══ The input

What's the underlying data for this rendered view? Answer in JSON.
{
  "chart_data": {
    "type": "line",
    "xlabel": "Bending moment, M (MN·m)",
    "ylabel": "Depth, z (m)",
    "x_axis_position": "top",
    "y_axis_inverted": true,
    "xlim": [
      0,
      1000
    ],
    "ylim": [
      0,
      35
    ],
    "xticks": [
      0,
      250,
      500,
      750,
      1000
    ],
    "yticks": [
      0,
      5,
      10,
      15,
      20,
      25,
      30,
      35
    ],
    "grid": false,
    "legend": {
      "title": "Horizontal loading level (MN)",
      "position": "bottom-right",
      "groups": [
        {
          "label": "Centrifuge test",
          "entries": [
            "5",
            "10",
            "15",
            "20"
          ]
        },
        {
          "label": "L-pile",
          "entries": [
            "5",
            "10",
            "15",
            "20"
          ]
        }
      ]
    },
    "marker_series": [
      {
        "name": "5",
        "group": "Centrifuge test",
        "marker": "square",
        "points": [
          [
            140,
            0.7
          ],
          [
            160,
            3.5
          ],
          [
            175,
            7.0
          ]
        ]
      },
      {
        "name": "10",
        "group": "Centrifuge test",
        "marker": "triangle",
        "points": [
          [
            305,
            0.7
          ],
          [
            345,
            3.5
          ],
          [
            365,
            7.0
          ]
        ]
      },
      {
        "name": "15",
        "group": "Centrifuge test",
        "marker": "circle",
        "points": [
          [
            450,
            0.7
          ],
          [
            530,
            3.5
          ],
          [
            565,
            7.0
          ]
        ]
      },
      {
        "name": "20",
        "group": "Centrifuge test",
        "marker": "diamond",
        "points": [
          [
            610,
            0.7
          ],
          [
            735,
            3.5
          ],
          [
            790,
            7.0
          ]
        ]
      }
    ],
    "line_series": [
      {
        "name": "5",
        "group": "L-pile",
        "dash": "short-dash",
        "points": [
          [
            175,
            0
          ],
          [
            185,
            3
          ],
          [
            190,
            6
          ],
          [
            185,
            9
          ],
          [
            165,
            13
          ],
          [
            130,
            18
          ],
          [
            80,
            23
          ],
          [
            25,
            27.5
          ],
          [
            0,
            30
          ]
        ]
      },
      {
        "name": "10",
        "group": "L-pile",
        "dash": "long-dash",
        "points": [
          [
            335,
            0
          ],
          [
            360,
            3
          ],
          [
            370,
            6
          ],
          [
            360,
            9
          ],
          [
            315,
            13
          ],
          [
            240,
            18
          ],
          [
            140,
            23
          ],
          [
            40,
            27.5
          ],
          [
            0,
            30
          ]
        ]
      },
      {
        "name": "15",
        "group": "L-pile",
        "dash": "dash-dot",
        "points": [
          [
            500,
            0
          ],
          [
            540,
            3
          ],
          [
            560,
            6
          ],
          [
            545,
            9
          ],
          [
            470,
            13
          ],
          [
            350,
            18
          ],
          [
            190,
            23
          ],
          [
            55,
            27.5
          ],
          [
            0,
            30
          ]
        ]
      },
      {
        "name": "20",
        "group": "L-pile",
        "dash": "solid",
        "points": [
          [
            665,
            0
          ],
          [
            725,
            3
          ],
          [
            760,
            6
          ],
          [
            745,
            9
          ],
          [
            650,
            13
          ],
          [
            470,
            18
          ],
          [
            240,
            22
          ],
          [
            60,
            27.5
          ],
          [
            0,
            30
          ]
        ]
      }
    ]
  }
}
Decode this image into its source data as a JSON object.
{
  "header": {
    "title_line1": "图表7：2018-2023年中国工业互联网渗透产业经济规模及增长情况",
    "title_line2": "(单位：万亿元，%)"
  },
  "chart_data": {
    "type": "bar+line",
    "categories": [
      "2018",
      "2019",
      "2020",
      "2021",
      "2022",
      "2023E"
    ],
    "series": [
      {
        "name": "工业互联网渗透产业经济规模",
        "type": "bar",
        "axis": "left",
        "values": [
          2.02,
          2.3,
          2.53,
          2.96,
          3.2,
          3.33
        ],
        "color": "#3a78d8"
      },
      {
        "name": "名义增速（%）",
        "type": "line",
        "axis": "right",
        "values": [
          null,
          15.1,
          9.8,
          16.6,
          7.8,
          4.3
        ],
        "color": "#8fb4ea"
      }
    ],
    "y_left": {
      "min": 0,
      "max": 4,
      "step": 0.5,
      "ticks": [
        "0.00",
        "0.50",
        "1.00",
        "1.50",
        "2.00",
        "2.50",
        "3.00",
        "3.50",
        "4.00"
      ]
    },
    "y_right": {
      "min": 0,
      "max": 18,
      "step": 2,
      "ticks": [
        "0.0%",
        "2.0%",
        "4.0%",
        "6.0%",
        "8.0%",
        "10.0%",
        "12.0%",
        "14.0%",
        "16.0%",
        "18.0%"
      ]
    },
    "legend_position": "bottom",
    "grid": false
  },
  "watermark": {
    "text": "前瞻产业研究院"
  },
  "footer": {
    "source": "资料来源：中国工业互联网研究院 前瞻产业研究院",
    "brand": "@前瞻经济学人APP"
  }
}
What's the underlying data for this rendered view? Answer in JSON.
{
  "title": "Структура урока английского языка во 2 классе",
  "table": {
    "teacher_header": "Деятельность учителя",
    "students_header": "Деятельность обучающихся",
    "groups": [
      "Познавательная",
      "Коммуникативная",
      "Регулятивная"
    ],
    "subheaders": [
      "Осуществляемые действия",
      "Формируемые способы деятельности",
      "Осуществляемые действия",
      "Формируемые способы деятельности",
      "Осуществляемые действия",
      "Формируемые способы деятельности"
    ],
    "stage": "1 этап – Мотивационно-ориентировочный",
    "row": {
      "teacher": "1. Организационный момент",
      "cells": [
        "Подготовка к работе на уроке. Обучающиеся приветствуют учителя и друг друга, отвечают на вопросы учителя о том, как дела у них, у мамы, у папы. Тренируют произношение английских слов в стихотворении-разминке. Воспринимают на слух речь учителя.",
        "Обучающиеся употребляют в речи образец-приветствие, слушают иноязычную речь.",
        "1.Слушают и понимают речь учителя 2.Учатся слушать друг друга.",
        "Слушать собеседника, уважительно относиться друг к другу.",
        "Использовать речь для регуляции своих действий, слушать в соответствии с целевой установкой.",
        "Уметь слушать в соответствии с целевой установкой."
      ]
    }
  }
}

════

* [Exercise instructions]: Scan the material above. Return every line containing the string "Обучающиеся".

* [Complete answer]:
        "Подготовка к работе на уроке. Обучающиеся приветствуют учителя и друг друга, отвечают на вопросы учителя о том, как дела у них, у мамы, у папы. Тренируют произношение английских слов в стихотворении-разминке. Воспринимают на слух речь учителя.",
        "Обучающиеся употребляют в речи образец-приветствие, слушают иноязычную речь.",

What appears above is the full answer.